__THE REQUEST__.
Output the entries verbatim, including every line.
____ SUPPLIED RECORDS
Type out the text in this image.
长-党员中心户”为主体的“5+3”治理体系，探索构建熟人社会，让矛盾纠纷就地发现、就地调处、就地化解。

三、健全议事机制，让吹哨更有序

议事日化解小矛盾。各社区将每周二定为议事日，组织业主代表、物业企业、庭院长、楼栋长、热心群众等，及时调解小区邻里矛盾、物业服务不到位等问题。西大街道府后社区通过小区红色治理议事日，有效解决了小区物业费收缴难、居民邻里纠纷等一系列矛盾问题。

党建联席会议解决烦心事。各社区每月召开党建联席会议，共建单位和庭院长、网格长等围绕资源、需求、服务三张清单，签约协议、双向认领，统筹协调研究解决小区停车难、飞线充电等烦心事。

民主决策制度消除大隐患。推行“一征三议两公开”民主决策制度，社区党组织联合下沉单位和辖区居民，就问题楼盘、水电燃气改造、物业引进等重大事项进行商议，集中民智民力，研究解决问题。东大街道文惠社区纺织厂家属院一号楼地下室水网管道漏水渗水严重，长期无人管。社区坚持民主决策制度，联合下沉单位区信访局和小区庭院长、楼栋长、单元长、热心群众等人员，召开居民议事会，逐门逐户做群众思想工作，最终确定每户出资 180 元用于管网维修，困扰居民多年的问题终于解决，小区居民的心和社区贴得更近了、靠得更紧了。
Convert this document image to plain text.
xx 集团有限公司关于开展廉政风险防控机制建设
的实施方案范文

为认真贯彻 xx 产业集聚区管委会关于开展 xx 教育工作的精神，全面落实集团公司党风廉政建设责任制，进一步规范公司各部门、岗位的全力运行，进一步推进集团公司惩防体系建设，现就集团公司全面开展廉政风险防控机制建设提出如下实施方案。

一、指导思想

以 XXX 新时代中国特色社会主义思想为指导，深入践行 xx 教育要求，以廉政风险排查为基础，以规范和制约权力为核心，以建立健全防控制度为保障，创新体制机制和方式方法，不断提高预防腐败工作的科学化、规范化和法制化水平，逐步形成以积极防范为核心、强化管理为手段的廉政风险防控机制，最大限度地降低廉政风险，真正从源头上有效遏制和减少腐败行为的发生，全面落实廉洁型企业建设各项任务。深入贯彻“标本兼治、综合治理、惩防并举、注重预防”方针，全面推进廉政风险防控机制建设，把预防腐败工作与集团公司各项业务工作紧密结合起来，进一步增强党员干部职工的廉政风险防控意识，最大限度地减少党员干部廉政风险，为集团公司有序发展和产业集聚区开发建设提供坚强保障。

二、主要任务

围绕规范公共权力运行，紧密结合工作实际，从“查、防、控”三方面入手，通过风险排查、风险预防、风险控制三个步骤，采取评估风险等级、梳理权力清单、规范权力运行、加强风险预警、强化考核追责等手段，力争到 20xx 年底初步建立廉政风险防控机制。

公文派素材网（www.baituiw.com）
________
__REPLY__.
Type out the text in this image.
长-党员中心户”为主体的“5+3”治理体系，探索构建熟人社会，让矛盾纠纷就地发现、就地调处、就地化解。

三、健全议事机制，让吹哨更有序

议事日化解小矛盾。各社区将每周二定为议事日，组织业主代表、物业企业、庭院长、楼栋长、热心群众等，及时调解小区邻里矛盾、物业服务不到位等问题。西大街道府后社区通过小区红色治理议事日，有效解决了小区物业费收缴难、居民邻里纠纷等一系列矛盾问题。

党建联席会议解决烦心事。各社区每月召开党建联席会议，共建单位和庭院长、网格长等围绕资源、需求、服务三张清单，签约协议、双向认领，统筹协调研究解决小区停车难、飞线充电等烦心事。

民主决策制度消除大隐患。推行“一征三议两公开”民主决策制度，社区党组织联合下沉单位和辖区居民，就问题楼盘、水电燃气改造、物业引进等重大事项进行商议，集中民智民力，研究解决问题。东大街道文惠社区纺织厂家属院一号楼地下室水网管道漏水渗水严重，长期无人管。社区坚持民主决策制度，联合下沉单位区信访局和小区庭院长、楼栋长、单元长、热心群众等人员，召开居民议事会，逐门逐户做群众思想工作，最终确定每户出资 180 元用于管网维修，困扰居民多年的问题终于解决，小区居民的心和社区贴得更近了、靠得更紧了。
Convert this document image to plain text.
xx 集团有限公司关于开展廉政风险防控机制建设
的实施方案范文

为认真贯彻 xx 产业集聚区管委会关于开展 xx 教育工作的精神，全面落实集团公司党风廉政建设责任制，进一步规范公司各部门、岗位的全力运行，进一步推进集团公司惩防体系建设，现就集团公司全面开展廉政风险防控机制建设提出如下实施方案。

一、指导思想

以 XXX 新时代中国特色社会主义思想为指导，深入践行 xx 教育要求，以廉政风险排查为基础，以规范和制约权力为核心，以建立健全防控制度为保障，创新体制机制和方式方法，不断提高预防腐败工作的科学化、规范化和法制化水平，逐步形成以积极防范为核心、强化管理为手段的廉政风险防控机制，最大限度地降低廉政风险，真正从源头上有效遏制和减少腐败行为的发生，全面落实廉洁型企业建设各项任务。深入贯彻“标本兼治、综合治理、惩防并举、注重预防”方针，全面推进廉政风险防控机制建设，把预防腐败工作与集团公司各项业务工作紧密结合起来，进一步增强党员干部职工的廉政风险防控意识，最大限度地减少党员干部廉政风险，为集团公司有序发展和产业集聚区开发建设提供坚强保障。

二、主要任务

围绕规范公共权力运行，紧密结合工作实际，从“查、防、控”三方面入手，通过风险排查、风险预防、风险控制三个步骤，采取评估风险等级、梳理权力清单、规范权力运行、加强风险预警、强化考核追责等手段，力争到 20xx 年底初步建立廉政风险防控机制。

公文派素材网（www.baituiw.com）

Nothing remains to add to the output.